Problem statement> In the listing below, locate the lines that hold the string "country". Copy those lines.

▽

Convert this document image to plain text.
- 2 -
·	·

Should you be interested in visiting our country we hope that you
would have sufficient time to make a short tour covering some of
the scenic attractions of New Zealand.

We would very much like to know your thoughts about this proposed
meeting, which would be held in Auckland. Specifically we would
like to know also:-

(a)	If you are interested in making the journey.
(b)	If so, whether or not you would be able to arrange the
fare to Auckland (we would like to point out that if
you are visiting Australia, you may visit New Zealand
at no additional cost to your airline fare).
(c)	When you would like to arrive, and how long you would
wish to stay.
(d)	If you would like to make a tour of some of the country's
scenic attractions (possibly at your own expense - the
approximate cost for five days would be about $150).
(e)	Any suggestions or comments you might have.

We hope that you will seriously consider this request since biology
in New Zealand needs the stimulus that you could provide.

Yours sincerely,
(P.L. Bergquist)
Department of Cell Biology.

△

Reply to the exercise>
Should you be interested in visiting our country we hope that you
(d)	If you would like to make a tour of some of the country's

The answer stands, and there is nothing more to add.